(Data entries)
==============================
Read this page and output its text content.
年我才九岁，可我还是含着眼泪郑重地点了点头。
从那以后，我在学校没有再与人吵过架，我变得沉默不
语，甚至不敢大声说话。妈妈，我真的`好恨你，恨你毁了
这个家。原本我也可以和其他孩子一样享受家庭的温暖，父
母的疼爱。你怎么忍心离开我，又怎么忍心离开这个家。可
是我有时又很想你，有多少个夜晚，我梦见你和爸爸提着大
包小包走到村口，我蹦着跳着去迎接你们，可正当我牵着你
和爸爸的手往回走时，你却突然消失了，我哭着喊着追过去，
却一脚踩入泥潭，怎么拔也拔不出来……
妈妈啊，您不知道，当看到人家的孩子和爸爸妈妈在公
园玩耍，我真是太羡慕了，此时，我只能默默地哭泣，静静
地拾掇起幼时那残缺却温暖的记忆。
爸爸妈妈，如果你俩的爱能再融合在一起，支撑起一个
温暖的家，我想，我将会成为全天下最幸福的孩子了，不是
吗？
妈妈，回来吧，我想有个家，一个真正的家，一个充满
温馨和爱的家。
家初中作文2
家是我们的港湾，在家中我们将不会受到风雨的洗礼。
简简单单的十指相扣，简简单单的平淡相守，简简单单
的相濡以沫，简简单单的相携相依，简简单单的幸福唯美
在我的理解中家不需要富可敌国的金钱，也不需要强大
==============================
### Work required:
Each entry must be reproduced verbatim.

### Worked answer:
Read this page and output its text content.
年我才九岁，可我还是含着眼泪郑重地点了点头。
从那以后，我在学校没有再与人吵过架，我变得沉默不
语，甚至不敢大声说话。妈妈，我真的`好恨你，恨你毁了
这个家。原本我也可以和其他孩子一样享受家庭的温暖，父
母的疼爱。你怎么忍心离开我，又怎么忍心离开这个家。可
是我有时又很想你，有多少个夜晚，我梦见你和爸爸提着大
包小包走到村口，我蹦着跳着去迎接你们，可正当我牵着你
和爸爸的手往回走时，你却突然消失了，我哭着喊着追过去，
却一脚踩入泥潭，怎么拔也拔不出来……
妈妈啊，您不知道，当看到人家的孩子和爸爸妈妈在公
园玩耍，我真是太羡慕了，此时，我只能默默地哭泣，静静
地拾掇起幼时那残缺却温暖的记忆。
爸爸妈妈，如果你俩的爱能再融合在一起，支撑起一个
温暖的家，我想，我将会成为全天下最幸福的孩子了，不是
吗？
妈妈，回来吧，我想有个家，一个真正的家，一个充满
温馨和爱的家。
家初中作文2
家是我们的港湾，在家中我们将不会受到风雨的洗礼。
简简单单的十指相扣，简简单单的平淡相守，简简单单
的相濡以沫，简简单单的相携相依，简简单单的幸福唯美
在我的理解中家不需要富可敌国的金钱，也不需要强大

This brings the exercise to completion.